- _Problem_
Find every line with "Temperatura" in it, then report how many there are and nothing more.

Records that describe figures
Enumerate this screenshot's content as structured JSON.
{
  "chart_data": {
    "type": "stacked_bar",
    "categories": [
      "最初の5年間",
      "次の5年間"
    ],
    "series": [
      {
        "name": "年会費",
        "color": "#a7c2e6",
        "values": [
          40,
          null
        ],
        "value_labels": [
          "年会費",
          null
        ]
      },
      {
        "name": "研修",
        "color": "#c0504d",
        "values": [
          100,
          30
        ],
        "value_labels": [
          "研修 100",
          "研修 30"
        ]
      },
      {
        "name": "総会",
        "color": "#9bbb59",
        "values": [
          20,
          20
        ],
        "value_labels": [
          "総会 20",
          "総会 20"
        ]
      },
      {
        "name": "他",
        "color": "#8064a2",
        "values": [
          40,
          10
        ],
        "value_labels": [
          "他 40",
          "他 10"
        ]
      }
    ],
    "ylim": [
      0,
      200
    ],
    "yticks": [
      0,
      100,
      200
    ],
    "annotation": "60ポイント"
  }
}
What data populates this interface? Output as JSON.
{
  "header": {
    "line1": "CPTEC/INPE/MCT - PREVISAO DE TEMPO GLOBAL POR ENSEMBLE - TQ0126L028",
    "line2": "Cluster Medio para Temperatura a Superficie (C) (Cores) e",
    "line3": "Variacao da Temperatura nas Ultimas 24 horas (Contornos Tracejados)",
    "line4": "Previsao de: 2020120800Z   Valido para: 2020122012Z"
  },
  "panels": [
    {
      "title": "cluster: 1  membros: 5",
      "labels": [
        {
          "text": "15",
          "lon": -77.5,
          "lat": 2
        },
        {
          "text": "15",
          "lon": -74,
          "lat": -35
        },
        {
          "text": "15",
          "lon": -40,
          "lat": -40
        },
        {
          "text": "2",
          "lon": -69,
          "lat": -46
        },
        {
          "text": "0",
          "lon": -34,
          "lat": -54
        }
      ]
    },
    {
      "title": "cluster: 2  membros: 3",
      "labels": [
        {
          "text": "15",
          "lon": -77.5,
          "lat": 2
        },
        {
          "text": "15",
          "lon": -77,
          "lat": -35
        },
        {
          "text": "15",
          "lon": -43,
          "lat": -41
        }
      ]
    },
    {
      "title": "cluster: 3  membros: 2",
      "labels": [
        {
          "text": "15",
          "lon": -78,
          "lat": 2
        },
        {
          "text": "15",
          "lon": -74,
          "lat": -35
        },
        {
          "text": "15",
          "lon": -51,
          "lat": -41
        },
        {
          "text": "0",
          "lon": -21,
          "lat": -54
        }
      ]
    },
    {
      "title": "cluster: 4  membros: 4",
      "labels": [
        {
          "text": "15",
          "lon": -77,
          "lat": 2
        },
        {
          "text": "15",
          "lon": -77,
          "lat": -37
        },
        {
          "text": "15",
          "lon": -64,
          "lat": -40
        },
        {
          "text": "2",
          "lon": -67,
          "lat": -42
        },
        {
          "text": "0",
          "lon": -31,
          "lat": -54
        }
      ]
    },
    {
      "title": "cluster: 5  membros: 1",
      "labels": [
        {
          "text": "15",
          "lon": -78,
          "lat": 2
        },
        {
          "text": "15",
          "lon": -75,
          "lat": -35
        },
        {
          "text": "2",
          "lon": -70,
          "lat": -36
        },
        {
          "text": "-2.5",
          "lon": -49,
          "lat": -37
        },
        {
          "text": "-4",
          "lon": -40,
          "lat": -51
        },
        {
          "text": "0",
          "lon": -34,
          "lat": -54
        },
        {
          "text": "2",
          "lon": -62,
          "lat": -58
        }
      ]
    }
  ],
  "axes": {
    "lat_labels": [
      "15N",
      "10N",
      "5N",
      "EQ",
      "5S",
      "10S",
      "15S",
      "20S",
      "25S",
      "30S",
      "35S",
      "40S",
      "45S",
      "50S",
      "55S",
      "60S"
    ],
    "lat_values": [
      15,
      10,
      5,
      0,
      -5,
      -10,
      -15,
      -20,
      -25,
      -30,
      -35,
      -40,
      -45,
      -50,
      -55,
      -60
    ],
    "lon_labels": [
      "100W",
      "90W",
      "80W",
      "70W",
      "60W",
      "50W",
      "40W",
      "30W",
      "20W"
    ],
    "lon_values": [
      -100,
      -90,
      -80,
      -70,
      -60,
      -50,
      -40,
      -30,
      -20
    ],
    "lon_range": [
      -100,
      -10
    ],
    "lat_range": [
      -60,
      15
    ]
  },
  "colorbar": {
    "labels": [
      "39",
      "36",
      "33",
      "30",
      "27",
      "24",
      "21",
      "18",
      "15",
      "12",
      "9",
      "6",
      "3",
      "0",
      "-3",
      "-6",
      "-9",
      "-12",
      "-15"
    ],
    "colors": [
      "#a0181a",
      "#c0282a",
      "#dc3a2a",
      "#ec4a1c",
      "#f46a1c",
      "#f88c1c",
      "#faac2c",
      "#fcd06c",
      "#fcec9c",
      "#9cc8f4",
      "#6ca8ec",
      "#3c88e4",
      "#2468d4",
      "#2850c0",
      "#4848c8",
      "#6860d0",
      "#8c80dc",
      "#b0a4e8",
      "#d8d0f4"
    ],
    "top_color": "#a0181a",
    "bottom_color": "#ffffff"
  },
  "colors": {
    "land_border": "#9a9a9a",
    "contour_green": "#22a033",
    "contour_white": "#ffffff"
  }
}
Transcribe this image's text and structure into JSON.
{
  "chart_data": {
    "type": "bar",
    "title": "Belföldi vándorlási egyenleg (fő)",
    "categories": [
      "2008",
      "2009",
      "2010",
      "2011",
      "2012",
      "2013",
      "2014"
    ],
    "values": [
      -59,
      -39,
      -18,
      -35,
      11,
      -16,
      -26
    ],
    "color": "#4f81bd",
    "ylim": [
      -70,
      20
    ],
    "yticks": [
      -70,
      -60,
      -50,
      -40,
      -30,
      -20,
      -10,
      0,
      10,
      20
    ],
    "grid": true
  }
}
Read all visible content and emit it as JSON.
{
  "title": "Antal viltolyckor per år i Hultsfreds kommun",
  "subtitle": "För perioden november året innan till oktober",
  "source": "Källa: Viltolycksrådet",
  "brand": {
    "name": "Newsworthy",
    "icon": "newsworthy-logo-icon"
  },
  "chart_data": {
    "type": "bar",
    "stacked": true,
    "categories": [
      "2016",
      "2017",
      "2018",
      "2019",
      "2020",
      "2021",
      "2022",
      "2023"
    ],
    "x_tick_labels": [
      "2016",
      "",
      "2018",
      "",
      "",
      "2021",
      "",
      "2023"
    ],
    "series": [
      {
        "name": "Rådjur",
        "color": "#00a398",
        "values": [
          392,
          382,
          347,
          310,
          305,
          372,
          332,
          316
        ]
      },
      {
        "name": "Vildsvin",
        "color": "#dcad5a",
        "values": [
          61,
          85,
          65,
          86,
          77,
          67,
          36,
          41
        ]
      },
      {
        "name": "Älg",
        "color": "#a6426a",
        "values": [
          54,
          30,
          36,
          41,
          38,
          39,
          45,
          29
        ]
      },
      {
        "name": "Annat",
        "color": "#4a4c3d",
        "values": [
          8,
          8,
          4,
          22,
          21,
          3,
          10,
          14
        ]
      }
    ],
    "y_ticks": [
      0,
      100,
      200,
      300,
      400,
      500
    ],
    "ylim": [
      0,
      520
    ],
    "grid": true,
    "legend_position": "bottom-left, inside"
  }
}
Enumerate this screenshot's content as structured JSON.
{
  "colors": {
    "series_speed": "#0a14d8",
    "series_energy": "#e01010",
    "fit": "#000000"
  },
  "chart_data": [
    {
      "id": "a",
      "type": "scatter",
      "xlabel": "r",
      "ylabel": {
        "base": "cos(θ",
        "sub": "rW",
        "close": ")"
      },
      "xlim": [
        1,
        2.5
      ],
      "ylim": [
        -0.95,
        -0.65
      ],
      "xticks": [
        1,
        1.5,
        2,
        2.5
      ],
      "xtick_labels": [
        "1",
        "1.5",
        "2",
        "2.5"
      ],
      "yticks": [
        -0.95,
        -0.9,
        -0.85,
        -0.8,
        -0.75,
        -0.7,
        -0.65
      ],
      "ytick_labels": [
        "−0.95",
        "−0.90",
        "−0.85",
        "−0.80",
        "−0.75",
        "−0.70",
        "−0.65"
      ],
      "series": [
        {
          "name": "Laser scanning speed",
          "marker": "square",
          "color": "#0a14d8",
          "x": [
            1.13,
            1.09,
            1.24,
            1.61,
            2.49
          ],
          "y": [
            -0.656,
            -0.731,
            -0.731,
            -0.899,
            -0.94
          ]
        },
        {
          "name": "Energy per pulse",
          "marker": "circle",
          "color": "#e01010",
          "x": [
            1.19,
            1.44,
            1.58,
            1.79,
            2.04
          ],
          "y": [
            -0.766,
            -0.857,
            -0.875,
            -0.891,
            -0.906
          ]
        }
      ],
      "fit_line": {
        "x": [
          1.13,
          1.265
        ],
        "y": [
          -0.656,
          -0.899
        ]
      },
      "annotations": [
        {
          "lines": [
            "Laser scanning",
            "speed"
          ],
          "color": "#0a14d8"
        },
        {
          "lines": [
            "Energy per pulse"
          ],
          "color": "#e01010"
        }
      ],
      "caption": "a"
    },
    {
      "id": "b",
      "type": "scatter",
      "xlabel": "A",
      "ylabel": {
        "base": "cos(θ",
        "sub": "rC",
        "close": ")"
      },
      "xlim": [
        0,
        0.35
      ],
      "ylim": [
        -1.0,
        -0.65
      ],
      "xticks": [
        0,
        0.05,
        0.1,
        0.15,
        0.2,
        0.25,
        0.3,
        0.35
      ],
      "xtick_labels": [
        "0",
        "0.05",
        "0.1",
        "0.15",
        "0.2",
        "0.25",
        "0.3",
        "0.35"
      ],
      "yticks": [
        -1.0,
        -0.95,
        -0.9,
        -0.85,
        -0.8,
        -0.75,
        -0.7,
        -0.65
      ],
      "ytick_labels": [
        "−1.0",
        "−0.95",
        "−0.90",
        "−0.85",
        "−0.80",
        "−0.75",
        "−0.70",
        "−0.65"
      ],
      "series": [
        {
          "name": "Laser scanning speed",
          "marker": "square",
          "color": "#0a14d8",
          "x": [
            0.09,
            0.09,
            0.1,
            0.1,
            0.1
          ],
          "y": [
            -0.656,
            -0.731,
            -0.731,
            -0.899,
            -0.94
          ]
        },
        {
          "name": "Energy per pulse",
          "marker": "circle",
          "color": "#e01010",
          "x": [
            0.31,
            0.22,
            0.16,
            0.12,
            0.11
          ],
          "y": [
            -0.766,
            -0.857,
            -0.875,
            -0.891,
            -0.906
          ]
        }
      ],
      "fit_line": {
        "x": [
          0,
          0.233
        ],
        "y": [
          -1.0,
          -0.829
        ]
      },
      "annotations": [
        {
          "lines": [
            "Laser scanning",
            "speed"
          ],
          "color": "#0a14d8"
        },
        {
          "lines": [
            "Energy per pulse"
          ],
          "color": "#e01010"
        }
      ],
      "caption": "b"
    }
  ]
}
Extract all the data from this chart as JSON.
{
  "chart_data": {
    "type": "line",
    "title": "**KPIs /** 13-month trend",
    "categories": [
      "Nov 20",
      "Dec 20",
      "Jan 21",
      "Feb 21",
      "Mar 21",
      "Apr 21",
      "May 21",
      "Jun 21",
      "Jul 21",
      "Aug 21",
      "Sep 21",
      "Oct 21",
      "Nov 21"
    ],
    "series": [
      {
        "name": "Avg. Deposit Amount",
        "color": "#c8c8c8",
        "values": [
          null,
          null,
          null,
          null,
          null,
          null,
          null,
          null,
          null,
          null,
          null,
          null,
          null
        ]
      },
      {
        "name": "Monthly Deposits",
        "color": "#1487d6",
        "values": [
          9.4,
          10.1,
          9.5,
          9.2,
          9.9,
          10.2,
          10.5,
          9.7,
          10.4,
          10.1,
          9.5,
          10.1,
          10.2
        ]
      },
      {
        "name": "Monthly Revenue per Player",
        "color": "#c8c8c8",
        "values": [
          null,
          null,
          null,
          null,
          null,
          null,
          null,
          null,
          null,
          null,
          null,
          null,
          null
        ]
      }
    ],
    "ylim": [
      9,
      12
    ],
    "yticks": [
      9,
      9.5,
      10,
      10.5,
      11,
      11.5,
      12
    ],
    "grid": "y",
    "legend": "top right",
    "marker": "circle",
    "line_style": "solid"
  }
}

- _Reply to the task_
2